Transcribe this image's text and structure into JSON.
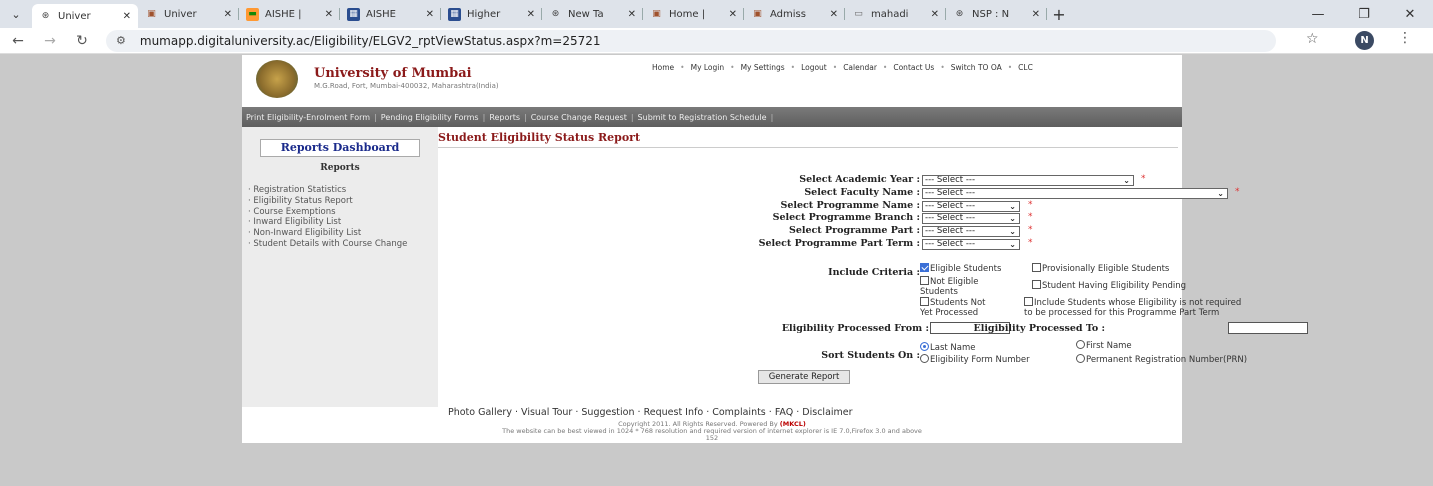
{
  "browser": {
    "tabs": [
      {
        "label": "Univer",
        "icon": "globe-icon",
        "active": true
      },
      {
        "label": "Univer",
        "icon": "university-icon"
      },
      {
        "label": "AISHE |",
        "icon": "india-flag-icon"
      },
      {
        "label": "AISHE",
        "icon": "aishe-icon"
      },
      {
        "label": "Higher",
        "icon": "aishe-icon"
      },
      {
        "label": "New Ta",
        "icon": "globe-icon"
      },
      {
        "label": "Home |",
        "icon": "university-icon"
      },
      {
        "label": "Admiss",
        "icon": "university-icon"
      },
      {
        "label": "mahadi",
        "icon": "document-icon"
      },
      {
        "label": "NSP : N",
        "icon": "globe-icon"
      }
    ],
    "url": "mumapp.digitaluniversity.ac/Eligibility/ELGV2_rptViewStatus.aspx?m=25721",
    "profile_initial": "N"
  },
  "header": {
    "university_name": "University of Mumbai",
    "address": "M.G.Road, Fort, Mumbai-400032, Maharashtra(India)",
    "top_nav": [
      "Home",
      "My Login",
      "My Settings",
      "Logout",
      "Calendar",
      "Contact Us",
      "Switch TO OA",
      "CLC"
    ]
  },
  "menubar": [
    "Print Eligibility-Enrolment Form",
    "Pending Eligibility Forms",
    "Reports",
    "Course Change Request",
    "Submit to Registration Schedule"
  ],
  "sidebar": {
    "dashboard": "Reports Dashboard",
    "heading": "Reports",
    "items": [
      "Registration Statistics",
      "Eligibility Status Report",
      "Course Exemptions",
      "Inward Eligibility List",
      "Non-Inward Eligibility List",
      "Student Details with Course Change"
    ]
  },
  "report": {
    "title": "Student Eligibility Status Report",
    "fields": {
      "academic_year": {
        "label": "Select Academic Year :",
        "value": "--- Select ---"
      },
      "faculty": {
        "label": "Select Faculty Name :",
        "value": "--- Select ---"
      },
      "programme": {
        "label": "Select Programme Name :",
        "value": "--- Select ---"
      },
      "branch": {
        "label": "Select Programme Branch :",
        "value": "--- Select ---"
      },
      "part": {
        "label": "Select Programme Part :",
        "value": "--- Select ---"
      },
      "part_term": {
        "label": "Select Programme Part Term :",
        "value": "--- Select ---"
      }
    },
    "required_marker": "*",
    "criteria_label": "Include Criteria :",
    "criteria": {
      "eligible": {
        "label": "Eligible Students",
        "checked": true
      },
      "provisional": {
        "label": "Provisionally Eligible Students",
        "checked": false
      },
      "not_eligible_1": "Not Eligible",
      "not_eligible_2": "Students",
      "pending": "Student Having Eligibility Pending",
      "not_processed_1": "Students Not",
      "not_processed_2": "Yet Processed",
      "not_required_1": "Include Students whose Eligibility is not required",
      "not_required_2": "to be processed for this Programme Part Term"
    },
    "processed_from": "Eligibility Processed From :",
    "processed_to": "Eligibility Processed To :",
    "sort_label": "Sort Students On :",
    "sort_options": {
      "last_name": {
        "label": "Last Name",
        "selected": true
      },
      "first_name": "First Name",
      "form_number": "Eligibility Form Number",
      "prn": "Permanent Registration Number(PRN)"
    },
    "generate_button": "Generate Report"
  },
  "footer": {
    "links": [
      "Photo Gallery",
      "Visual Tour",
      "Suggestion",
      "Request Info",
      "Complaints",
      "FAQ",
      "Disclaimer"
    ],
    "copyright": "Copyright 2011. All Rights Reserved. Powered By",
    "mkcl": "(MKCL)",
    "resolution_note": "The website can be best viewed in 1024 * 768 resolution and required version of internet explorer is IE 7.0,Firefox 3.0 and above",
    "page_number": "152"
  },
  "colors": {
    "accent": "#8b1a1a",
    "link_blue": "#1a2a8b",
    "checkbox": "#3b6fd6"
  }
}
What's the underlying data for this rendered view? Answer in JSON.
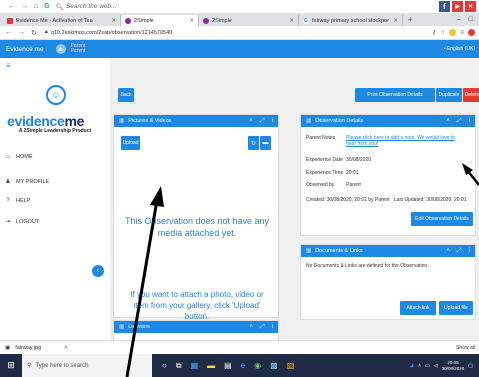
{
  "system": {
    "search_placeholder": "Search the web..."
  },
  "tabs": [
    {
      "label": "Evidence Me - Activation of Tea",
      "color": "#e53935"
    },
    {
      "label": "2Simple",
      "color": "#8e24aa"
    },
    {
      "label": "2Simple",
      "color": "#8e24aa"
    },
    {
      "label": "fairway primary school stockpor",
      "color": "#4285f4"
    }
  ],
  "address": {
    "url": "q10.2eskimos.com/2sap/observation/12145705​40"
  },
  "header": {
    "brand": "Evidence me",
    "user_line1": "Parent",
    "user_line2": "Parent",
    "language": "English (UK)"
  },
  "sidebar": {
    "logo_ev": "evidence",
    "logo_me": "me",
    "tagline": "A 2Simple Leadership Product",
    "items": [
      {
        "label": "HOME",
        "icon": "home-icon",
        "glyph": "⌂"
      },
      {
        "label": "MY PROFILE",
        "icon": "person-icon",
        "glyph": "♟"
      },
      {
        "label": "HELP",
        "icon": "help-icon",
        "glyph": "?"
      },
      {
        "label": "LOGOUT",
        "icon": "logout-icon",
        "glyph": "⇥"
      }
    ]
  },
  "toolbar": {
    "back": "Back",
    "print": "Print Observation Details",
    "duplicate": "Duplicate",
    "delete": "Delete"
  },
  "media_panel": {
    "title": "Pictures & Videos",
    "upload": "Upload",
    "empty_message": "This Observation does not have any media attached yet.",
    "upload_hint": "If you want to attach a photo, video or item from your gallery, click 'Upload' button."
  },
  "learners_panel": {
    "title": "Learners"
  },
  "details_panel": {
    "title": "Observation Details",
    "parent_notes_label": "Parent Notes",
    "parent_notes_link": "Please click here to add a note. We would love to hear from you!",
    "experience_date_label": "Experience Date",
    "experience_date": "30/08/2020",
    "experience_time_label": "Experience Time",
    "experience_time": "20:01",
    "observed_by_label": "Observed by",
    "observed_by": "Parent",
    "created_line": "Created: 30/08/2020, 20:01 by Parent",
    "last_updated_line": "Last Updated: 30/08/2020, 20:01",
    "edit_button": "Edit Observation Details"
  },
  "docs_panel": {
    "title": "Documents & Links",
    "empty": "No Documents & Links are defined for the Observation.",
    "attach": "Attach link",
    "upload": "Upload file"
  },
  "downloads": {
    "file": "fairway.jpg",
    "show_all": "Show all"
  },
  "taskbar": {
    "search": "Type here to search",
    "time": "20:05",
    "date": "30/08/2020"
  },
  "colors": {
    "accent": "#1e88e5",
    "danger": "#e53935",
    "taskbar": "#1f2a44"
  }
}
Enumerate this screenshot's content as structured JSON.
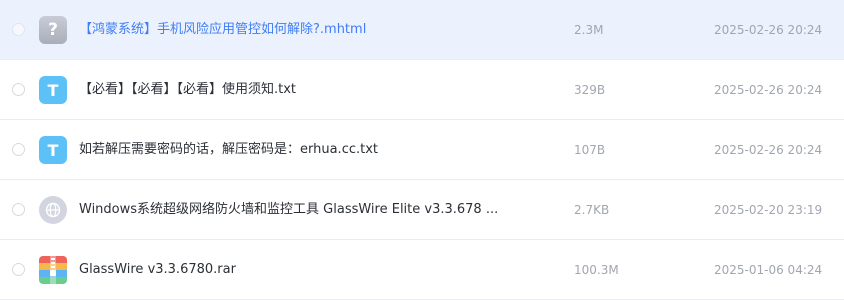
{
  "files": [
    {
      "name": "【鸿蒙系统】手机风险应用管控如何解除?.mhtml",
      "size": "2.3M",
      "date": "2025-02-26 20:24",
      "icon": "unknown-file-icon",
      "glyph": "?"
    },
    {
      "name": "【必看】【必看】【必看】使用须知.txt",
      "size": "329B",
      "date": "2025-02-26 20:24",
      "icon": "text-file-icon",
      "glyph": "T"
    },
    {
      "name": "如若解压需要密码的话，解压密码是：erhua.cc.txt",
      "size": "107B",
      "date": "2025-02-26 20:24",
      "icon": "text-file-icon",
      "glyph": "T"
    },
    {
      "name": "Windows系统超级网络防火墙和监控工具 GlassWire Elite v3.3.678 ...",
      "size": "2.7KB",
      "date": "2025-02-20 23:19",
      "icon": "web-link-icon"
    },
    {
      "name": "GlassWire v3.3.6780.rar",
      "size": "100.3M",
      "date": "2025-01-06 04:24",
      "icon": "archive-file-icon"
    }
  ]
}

-=-=-

* INSTRUCTIONS FOR THE TASK: Write out exactly, and nothing more than, the lines of the entries above from the line containing "Enumerate this screenshot's" through the final line; omit any pictures.

* TASK RESPONSE:
Enumerate this screenshot's content as structured JSON.
{
  "files": [
    {
      "name": "【鸿蒙系统】手机风险应用管控如何解除?.mhtml",
      "size": "2.3M",
      "date": "2025-02-26 20:24",
      "icon": "unknown-file-icon",
      "glyph": "?"
    },
    {
      "name": "【必看】【必看】【必看】使用须知.txt",
      "size": "329B",
      "date": "2025-02-26 20:24",
      "icon": "text-file-icon",
      "glyph": "T"
    },
    {
      "name": "如若解压需要密码的话，解压密码是：erhua.cc.txt",
      "size": "107B",
      "date": "2025-02-26 20:24",
      "icon": "text-file-icon",
      "glyph": "T"
    },
    {
      "name": "Windows系统超级网络防火墙和监控工具 GlassWire Elite v3.3.678 ...",
      "size": "2.7KB",
      "date": "2025-02-20 23:19",
      "icon": "web-link-icon"
    },
    {
      "name": "GlassWire v3.3.6780.rar",
      "size": "100.3M",
      "date": "2025-01-06 04:24",
      "icon": "archive-file-icon"
    }
  ]
}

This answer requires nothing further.